*** ITEMS
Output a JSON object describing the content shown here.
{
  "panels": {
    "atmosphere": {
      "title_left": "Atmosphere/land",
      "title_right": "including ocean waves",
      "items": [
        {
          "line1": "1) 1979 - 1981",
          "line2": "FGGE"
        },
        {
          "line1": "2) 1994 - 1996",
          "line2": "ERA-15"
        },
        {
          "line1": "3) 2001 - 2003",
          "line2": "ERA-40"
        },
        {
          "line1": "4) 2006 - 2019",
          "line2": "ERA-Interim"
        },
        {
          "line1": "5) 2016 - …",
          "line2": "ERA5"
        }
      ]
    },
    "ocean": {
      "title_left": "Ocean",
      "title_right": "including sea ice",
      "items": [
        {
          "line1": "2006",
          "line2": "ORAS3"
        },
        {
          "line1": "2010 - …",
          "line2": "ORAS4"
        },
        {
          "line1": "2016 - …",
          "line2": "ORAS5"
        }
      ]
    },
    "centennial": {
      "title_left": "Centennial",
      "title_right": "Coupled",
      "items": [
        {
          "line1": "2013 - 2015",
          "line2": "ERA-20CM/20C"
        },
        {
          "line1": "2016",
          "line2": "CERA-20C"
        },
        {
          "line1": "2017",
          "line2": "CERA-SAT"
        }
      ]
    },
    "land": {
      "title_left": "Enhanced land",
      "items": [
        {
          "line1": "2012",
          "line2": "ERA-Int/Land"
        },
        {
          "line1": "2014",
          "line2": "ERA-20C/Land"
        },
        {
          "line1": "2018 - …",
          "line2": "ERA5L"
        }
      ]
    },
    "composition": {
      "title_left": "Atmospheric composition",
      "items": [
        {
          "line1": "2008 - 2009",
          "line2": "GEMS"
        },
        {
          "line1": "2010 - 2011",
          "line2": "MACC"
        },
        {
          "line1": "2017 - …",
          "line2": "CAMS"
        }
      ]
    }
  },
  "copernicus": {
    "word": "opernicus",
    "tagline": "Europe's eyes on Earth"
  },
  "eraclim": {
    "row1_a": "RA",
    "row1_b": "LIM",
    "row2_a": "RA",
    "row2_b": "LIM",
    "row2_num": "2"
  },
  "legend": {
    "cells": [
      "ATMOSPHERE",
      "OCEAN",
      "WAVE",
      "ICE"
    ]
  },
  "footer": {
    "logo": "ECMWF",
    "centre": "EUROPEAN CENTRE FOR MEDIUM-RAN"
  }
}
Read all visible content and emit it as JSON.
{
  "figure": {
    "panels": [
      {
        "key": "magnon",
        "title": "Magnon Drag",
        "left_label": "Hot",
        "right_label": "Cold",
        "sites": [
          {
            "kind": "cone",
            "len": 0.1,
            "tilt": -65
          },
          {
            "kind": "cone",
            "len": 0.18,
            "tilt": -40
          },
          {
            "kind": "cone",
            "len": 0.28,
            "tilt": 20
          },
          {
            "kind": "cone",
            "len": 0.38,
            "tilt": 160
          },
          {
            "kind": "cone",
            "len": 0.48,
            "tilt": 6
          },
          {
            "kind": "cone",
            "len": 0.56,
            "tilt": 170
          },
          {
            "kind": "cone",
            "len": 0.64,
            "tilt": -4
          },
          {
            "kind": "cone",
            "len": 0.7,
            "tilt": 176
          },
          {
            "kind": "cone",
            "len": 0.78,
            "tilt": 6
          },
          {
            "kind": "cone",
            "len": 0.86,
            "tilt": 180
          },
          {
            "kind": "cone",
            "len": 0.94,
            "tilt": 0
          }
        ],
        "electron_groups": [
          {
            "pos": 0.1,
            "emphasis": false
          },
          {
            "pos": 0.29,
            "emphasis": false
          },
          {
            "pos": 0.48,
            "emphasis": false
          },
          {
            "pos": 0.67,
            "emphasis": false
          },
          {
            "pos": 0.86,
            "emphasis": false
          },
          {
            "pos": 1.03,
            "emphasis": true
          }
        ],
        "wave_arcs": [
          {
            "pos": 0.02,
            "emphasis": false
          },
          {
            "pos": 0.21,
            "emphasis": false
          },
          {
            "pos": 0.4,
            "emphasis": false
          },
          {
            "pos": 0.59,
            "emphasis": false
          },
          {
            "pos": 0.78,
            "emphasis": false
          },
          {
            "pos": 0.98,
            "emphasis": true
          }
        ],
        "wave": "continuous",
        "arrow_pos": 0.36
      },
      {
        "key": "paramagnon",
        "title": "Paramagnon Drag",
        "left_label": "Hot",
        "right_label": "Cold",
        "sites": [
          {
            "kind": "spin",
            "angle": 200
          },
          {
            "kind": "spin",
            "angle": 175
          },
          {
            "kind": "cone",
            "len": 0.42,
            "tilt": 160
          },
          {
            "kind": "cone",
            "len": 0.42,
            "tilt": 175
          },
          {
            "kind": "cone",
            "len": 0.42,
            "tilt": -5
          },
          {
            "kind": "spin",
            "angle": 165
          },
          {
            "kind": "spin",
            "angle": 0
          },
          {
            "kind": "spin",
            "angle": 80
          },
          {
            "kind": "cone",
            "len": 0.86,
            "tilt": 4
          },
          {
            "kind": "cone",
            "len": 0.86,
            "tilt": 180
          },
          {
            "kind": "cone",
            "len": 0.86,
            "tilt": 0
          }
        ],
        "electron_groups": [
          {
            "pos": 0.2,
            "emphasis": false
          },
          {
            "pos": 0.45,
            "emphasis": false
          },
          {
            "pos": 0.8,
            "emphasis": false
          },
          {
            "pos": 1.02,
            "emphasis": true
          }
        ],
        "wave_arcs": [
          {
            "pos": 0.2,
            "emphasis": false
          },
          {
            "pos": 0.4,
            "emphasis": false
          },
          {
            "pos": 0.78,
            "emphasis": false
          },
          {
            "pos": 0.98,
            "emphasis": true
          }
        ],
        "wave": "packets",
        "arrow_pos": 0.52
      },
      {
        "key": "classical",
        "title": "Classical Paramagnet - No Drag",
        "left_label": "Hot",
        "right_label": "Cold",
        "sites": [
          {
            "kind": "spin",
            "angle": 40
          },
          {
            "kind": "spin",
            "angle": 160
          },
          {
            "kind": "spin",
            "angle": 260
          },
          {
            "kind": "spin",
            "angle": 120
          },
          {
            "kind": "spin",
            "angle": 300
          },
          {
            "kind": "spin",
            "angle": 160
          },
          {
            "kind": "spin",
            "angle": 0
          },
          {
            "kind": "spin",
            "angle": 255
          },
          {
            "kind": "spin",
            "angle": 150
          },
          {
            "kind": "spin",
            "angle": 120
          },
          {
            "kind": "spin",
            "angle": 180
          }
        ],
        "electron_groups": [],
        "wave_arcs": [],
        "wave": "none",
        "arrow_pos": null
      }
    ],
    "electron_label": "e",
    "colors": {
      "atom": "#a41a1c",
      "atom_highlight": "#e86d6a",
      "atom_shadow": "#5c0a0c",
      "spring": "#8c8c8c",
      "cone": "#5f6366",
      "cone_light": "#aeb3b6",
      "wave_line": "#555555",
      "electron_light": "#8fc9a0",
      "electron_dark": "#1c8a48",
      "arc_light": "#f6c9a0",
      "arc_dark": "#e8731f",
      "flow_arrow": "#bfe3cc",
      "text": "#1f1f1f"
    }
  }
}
******
- WHAT THE TASK ASKS -
Identify all lines where the word "content" shows up. Copy them.

- THE RESPONSE -
Output a JSON object describing the content shown here.
Read all visible content and emit it as JSON.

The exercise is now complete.